Dataset items
◇ ◇ ◇
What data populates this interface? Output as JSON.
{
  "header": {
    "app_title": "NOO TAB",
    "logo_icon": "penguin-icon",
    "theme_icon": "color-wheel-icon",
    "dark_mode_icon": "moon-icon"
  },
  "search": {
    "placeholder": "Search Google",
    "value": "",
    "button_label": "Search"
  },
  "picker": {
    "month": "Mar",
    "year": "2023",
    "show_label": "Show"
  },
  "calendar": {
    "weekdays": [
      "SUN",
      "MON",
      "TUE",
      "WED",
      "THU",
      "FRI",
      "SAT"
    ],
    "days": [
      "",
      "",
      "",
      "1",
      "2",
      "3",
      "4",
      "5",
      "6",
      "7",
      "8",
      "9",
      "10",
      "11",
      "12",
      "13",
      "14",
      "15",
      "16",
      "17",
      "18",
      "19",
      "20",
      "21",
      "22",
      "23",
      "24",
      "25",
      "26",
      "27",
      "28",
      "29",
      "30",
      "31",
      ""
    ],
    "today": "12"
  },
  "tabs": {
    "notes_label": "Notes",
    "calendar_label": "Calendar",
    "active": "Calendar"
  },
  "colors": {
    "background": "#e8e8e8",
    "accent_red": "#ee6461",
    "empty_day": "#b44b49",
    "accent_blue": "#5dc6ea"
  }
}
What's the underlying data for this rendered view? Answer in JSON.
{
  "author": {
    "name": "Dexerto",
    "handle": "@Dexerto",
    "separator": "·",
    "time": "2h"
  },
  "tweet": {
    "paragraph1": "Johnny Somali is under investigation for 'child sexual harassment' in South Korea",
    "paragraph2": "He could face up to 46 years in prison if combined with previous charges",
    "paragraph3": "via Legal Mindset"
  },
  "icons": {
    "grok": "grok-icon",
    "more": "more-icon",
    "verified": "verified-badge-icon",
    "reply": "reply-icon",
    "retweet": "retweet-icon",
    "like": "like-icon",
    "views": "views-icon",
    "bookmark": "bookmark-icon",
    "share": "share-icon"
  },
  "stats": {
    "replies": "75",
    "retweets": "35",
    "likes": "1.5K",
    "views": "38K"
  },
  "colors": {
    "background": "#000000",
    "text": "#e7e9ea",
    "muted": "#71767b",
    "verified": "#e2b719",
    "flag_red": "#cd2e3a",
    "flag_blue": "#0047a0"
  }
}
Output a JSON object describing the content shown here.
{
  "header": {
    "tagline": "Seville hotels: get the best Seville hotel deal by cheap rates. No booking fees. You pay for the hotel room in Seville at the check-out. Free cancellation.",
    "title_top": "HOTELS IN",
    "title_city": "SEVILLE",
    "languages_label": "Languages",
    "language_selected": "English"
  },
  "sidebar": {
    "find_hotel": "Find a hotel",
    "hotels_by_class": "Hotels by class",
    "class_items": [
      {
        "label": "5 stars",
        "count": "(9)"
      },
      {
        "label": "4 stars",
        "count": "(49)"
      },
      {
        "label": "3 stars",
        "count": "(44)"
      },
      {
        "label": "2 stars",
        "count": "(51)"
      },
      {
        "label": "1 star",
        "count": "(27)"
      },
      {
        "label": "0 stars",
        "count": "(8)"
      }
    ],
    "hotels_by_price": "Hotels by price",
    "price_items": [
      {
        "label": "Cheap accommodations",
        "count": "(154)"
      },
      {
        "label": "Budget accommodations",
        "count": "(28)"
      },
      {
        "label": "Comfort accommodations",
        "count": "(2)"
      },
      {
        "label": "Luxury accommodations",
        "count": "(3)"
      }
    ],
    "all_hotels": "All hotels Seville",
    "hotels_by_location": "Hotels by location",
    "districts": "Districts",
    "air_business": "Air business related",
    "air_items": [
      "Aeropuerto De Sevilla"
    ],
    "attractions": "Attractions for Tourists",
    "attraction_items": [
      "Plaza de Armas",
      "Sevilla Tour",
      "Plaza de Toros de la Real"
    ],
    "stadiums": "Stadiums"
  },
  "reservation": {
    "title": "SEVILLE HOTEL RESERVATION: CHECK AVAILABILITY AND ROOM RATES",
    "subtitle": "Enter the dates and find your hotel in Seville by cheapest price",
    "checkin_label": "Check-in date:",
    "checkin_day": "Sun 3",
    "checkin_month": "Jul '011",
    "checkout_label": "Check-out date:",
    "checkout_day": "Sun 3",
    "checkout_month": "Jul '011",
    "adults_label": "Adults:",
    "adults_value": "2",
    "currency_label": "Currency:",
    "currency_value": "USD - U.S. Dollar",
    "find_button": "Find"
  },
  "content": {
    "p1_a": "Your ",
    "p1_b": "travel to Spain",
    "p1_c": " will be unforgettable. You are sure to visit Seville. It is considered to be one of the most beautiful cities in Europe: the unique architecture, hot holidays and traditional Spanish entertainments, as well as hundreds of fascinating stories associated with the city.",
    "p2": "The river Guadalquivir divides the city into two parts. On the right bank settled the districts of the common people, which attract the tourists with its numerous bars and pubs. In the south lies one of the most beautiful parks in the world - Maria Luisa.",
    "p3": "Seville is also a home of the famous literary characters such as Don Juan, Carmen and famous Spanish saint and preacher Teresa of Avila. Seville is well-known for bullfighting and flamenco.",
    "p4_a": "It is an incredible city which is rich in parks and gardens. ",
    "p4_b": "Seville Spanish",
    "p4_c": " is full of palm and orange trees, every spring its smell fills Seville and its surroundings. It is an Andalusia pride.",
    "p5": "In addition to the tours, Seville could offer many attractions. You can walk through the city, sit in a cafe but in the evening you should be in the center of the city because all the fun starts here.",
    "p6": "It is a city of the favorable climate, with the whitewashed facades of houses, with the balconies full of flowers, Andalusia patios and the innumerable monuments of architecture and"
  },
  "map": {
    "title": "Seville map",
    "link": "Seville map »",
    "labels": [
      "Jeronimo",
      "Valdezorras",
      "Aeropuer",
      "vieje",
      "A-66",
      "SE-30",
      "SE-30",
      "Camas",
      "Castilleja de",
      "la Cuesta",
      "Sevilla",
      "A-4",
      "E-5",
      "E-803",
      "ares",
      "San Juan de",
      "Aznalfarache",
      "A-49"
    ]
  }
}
◇ ◇ ◇
**GIVEN REQUEST**
Extract all of the data shown above without alteration.

**WRITTEN SOLUTION**
What data populates this interface? Output as JSON.
{
  "header": {
    "app_title": "NOO TAB",
    "logo_icon": "penguin-icon",
    "theme_icon": "color-wheel-icon",
    "dark_mode_icon": "moon-icon"
  },
  "search": {
    "placeholder": "Search Google",
    "value": "",
    "button_label": "Search"
  },
  "picker": {
    "month": "Mar",
    "year": "2023",
    "show_label": "Show"
  },
  "calendar": {
    "weekdays": [
      "SUN",
      "MON",
      "TUE",
      "WED",
      "THU",
      "FRI",
      "SAT"
    ],
    "days": [
      "",
      "",
      "",
      "1",
      "2",
      "3",
      "4",
      "5",
      "6",
      "7",
      "8",
      "9",
      "10",
      "11",
      "12",
      "13",
      "14",
      "15",
      "16",
      "17",
      "18",
      "19",
      "20",
      "21",
      "22",
      "23",
      "24",
      "25",
      "26",
      "27",
      "28",
      "29",
      "30",
      "31",
      ""
    ],
    "today": "12"
  },
  "tabs": {
    "notes_label": "Notes",
    "calendar_label": "Calendar",
    "active": "Calendar"
  },
  "colors": {
    "background": "#e8e8e8",
    "accent_red": "#ee6461",
    "empty_day": "#b44b49",
    "accent_blue": "#5dc6ea"
  }
}
What's the underlying data for this rendered view? Answer in JSON.
{
  "author": {
    "name": "Dexerto",
    "handle": "@Dexerto",
    "separator": "·",
    "time": "2h"
  },
  "tweet": {
    "paragraph1": "Johnny Somali is under investigation for 'child sexual harassment' in South Korea",
    "paragraph2": "He could face up to 46 years in prison if combined with previous charges",
    "paragraph3": "via Legal Mindset"
  },
  "icons": {
    "grok": "grok-icon",
    "more": "more-icon",
    "verified": "verified-badge-icon",
    "reply": "reply-icon",
    "retweet": "retweet-icon",
    "like": "like-icon",
    "views": "views-icon",
    "bookmark": "bookmark-icon",
    "share": "share-icon"
  },
  "stats": {
    "replies": "75",
    "retweets": "35",
    "likes": "1.5K",
    "views": "38K"
  },
  "colors": {
    "background": "#000000",
    "text": "#e7e9ea",
    "muted": "#71767b",
    "verified": "#e2b719",
    "flag_red": "#cd2e3a",
    "flag_blue": "#0047a0"
  }
}
Output a JSON object describing the content shown here.
{
  "header": {
    "tagline": "Seville hotels: get the best Seville hotel deal by cheap rates. No booking fees. You pay for the hotel room in Seville at the check-out. Free cancellation.",
    "title_top": "HOTELS IN",
    "title_city": "SEVILLE",
    "languages_label": "Languages",
    "language_selected": "English"
  },
  "sidebar": {
    "find_hotel": "Find a hotel",
    "hotels_by_class": "Hotels by class",
    "class_items": [
      {
        "label": "5 stars",
        "count": "(9)"
      },
      {
        "label": "4 stars",
        "count": "(49)"
      },
      {
        "label": "3 stars",
        "count": "(44)"
      },
      {
        "label": "2 stars",
        "count": "(51)"
      },
      {
        "label": "1 star",
        "count": "(27)"
      },
      {
        "label": "0 stars",
        "count": "(8)"
      }
    ],
    "hotels_by_price": "Hotels by price",
    "price_items": [
      {
        "label": "Cheap accommodations",
        "count": "(154)"
      },
      {
        "label": "Budget accommodations",
        "count": "(28)"
      },
      {
        "label": "Comfort accommodations",
        "count": "(2)"
      },
      {
        "label": "Luxury accommodations",
        "count": "(3)"
      }
    ],
    "all_hotels": "All hotels Seville",
    "hotels_by_location": "Hotels by location",
    "districts": "Districts",
    "air_business": "Air business related",
    "air_items": [
      "Aeropuerto De Sevilla"
    ],
    "attractions": "Attractions for Tourists",
    "attraction_items": [
      "Plaza de Armas",
      "Sevilla Tour",
      "Plaza de Toros de la Real"
    ],
    "stadiums": "Stadiums"
  },
  "reservation": {
    "title": "SEVILLE HOTEL RESERVATION: CHECK AVAILABILITY AND ROOM RATES",
    "subtitle": "Enter the dates and find your hotel in Seville by cheapest price",
    "checkin_label": "Check-in date:",
    "checkin_day": "Sun 3",
    "checkin_month": "Jul '011",
    "checkout_label": "Check-out date:",
    "checkout_day": "Sun 3",
    "checkout_month": "Jul '011",
    "adults_label": "Adults:",
    "adults_value": "2",
    "currency_label": "Currency:",
    "currency_value": "USD - U.S. Dollar",
    "find_button": "Find"
  },
  "content": {
    "p1_a": "Your ",
    "p1_b": "travel to Spain",
    "p1_c": " will be unforgettable. You are sure to visit Seville. It is considered to be one of the most beautiful cities in Europe: the unique architecture, hot holidays and traditional Spanish entertainments, as well as hundreds of fascinating stories associated with the city.",
    "p2": "The river Guadalquivir divides the city into two parts. On the right bank settled the districts of the common people, which attract the tourists with its numerous bars and pubs. In the south lies one of the most beautiful parks in the world - Maria Luisa.",
    "p3": "Seville is also a home of the famous literary characters such as Don Juan, Carmen and famous Spanish saint and preacher Teresa of Avila. Seville is well-known for bullfighting and flamenco.",
    "p4_a": "It is an incredible city which is rich in parks and gardens. ",
    "p4_b": "Seville Spanish",
    "p4_c": " is full of palm and orange trees, every spring its smell fills Seville and its surroundings. It is an Andalusia pride.",
    "p5": "In addition to the tours, Seville could offer many attractions. You can walk through the city, sit in a cafe but in the evening you should be in the center of the city because all the fun starts here.",
    "p6": "It is a city of the favorable climate, with the whitewashed facades of houses, with the balconies full of flowers, Andalusia patios and the innumerable monuments of architecture and"
  },
  "map": {
    "title": "Seville map",
    "link": "Seville map »",
    "labels": [
      "Jeronimo",
      "Valdezorras",
      "Aeropuer",
      "vieje",
      "A-66",
      "SE-30",
      "SE-30",
      "Camas",
      "Castilleja de",
      "la Cuesta",
      "Sevilla",
      "A-4",
      "E-5",
      "E-803",
      "ares",
      "San Juan de",
      "Aznalfarache",
      "A-49"
    ]
  }
}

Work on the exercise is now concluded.